DIRECTIVE
Determine how many lines contain the string "чтение". Reply with that figure and nothing else.

LISTING
+ + +

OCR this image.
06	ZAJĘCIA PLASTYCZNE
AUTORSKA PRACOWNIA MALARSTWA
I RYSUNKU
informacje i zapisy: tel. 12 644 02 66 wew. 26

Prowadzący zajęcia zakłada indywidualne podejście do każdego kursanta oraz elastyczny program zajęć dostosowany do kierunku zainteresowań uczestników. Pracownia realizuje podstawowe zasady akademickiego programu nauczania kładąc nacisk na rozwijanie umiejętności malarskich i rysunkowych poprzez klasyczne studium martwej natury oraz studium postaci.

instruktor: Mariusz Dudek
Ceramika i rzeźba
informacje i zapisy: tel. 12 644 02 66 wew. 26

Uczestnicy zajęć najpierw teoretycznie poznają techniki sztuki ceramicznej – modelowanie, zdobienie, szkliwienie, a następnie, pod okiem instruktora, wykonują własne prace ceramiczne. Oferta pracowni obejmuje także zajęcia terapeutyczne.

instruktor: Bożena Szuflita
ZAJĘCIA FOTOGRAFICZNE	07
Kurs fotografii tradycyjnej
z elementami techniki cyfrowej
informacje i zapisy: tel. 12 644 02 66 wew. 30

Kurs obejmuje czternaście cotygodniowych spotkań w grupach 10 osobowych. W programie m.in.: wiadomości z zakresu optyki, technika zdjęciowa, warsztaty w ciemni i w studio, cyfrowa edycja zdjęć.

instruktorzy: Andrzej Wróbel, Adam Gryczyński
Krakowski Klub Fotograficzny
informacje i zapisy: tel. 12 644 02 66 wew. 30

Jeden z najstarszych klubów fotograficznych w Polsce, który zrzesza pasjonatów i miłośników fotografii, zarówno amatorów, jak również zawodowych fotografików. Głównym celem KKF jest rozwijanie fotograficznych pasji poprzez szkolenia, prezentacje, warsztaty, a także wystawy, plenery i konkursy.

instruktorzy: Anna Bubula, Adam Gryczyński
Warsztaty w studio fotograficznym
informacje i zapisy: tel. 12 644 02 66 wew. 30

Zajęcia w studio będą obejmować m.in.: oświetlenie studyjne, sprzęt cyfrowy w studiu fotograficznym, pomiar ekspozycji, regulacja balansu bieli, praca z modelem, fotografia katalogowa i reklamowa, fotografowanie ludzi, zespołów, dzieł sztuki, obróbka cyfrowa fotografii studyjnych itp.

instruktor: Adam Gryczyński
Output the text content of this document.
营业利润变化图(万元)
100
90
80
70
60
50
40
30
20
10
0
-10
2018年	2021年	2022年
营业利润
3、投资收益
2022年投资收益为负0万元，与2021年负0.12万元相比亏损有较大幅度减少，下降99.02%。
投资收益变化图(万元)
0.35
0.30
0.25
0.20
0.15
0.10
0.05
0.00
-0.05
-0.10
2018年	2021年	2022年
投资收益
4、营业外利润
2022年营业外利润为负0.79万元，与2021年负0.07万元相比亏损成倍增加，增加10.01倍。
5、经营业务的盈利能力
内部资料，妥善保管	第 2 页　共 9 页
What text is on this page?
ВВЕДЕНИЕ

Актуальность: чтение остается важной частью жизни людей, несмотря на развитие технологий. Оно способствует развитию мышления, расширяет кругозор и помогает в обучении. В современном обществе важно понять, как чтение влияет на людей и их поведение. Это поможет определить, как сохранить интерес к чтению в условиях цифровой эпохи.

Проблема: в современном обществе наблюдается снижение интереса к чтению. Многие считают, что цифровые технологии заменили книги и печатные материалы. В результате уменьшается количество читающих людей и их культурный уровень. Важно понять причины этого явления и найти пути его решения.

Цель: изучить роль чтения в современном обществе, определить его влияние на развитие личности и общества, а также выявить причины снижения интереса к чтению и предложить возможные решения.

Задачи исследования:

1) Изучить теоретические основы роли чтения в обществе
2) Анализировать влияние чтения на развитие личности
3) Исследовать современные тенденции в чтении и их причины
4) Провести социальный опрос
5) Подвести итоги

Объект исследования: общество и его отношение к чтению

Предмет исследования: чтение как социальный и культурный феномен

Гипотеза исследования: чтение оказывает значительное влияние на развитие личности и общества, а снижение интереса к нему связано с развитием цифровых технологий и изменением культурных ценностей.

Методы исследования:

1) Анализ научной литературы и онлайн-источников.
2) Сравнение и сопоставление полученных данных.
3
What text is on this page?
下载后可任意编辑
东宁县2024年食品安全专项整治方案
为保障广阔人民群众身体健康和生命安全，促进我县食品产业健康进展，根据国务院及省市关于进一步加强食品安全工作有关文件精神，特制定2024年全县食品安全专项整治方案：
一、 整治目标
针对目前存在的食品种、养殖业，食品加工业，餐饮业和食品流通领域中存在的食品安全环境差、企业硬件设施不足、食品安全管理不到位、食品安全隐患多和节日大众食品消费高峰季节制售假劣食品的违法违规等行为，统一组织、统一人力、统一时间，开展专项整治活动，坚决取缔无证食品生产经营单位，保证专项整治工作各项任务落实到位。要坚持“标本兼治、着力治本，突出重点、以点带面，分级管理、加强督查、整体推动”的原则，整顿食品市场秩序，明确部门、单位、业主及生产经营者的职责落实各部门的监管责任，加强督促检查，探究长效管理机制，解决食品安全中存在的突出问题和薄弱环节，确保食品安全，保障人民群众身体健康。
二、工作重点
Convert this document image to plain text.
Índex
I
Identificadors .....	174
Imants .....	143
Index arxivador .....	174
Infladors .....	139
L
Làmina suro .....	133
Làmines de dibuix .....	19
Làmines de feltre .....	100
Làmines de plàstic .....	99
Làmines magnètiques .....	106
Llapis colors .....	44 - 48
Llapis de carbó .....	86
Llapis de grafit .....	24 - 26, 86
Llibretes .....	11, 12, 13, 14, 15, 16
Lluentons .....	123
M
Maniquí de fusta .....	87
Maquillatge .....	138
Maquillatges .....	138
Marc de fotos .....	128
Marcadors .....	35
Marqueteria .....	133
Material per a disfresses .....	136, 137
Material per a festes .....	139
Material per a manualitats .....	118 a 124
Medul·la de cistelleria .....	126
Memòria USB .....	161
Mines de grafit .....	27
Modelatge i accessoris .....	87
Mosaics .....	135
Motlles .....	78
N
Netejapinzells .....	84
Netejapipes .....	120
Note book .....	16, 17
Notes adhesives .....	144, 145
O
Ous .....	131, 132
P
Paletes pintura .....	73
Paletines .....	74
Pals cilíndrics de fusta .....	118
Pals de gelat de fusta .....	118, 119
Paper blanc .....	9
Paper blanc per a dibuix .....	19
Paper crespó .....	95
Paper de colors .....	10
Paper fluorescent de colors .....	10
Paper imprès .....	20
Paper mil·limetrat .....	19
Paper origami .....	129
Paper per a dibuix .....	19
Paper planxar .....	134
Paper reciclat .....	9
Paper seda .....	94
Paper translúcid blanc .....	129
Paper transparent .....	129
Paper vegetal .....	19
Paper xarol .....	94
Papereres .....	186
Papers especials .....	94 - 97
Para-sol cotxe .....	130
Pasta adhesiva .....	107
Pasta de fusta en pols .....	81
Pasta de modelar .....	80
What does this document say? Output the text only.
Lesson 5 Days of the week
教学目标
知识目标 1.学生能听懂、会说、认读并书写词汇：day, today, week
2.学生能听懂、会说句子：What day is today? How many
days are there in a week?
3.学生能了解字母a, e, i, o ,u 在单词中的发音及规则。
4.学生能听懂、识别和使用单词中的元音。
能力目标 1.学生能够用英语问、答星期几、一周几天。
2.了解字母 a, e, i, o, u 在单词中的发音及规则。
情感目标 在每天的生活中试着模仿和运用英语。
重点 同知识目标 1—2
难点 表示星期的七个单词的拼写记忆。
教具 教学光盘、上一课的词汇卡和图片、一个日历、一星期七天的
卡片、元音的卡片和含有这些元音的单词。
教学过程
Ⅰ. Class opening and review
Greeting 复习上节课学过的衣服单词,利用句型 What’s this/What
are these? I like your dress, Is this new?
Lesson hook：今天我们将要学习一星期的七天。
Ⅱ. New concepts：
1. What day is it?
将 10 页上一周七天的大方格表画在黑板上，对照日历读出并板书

+ + +

EXERCISE OUTPUT
3